WHAT THE TASK REQUIRES
Retype each line of the material exactly, please, skipping any picture in it.

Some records

● ● ● ● ● ● ●

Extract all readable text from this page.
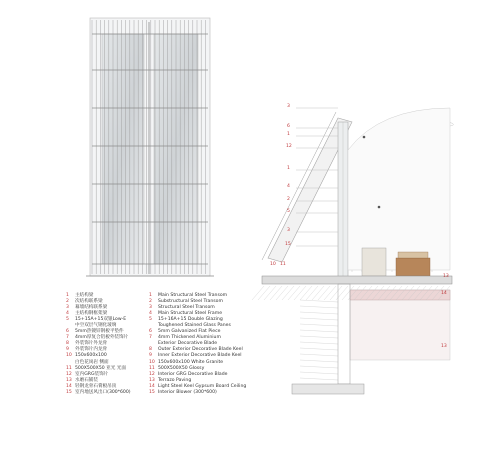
3
6
1
12
1
4
2
5
3
15
10 11
13
14
13
1	主结构梁
2	次结构联系梁
3	幕墙结构联系梁
4	主结构钢框架梁
5	15+15A+15双银Low-E
中空双层气钢化玻璃
6	5mm热镀锌钢板平垫件
7	4mm厚复合铝板外装饰片
8	外装饰片外龙骨
9	外装饰片内龙骨
10 150x600x100
白色花岗岩 侧面
11 500X500X50 亚光 光面
12 室内GRG装饰片
13 水磨石铺装
14 轻钢龙骨石膏板吊顶
15 室内地送风出口(300*600)
1	Main Structural Steel Transom
2	Substructural Steel Transom
3	Structural Steel Transom
4	Main Structural Steel Frame
5	15+16A+15 Double Glazing
Toughened Stained Glass Panes
6	5mm Galvanized Flat Piece
7	4mm Thickened Aluminium
Exterior Decorative Blade
8	Outer Exterior Decorative Blade Keel
9	Inner Exterior Decorative Blade Keel
10 150x600x100 White Granite
11 500X500X50 Glossy
12 Interior GRG Decorative Blade
13 Terrazo Paving
14 Light Steel Keel Gypsum Board Ceiling
15 Interior Blower (300*600)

● ● ● ● ● ● ●

FULL RESPONSE
Extract all readable text from this page.
3
6
1
12
1
4
2
5
3
15
10 11
13
14
13
1	主结构梁
2	次结构联系梁
3	幕墙结构联系梁
4	主结构钢框架梁
5	15+15A+15双银Low-E
中空双层气钢化玻璃
6	5mm热镀锌钢板平垫件
7	4mm厚复合铝板外装饰片
8	外装饰片外龙骨
9	外装饰片内龙骨
10 150x600x100
白色花岗岩 侧面
11 500X500X50 亚光 光面
12 室内GRG装饰片
13 水磨石铺装
14 轻钢龙骨石膏板吊顶
15 室内地送风出口(300*600)
1	Main Structural Steel Transom
2	Substructural Steel Transom
3	Structural Steel Transom
4	Main Structural Steel Frame
5	15+16A+15 Double Glazing
Toughened Stained Glass Panes
6	5mm Galvanized Flat Piece
7	4mm Thickened Aluminium
Exterior Decorative Blade
8	Outer Exterior Decorative Blade Keel
9	Inner Exterior Decorative Blade Keel
10 150x600x100 White Granite
11 500X500X50 Glossy
12 Interior GRG Decorative Blade
13 Terrazo Paving
14 Light Steel Keel Gypsum Board Ceiling
15 Interior Blower (300*600)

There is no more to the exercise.